* **What is being asked**: Select all lines with the string "Registry" in them, and copy those lines.

>> START

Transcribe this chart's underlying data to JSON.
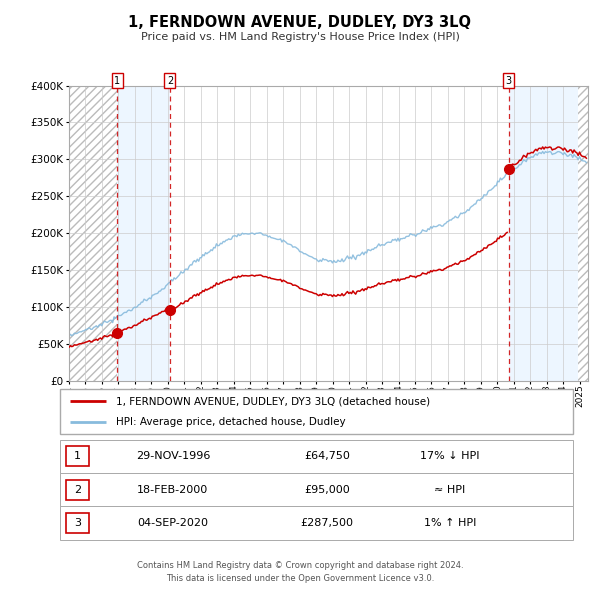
{
  "title": "1, FERNDOWN AVENUE, DUDLEY, DY3 3LQ",
  "subtitle": "Price paid vs. HM Land Registry's House Price Index (HPI)",
  "sale_years_float": [
    1996.9167,
    2000.125,
    2020.675
  ],
  "sale_prices": [
    64750,
    95000,
    287500
  ],
  "sale_labels": [
    "1",
    "2",
    "3"
  ],
  "legend_line1": "1, FERNDOWN AVENUE, DUDLEY, DY3 3LQ (detached house)",
  "legend_line2": "HPI: Average price, detached house, Dudley",
  "table_rows": [
    [
      "1",
      "29-NOV-1996",
      "£64,750",
      "17% ↓ HPI"
    ],
    [
      "2",
      "18-FEB-2000",
      "£95,000",
      "≈ HPI"
    ],
    [
      "3",
      "04-SEP-2020",
      "£287,500",
      "1% ↑ HPI"
    ]
  ],
  "footer1": "Contains HM Land Registry data © Crown copyright and database right 2024.",
  "footer2": "This data is licensed under the Open Government Licence v3.0.",
  "price_line_color": "#cc0000",
  "hpi_line_color": "#88bbdd",
  "sale_dot_color": "#cc0000",
  "dashed_line_color": "#cc0000",
  "shade_color": "#ddeeff",
  "grid_color": "#cccccc",
  "ylim": [
    0,
    400000
  ],
  "xlim_start": 1994.0,
  "xlim_end": 2025.5,
  "hpi_seed": 42,
  "noise_seed": 10
}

>> END

* **Correct answer**:
  "subtitle": "Price paid vs. HM Land Registry's House Price Index (HPI)",
  "footer1": "Contains HM Land Registry data © Crown copyright and database right 2024.",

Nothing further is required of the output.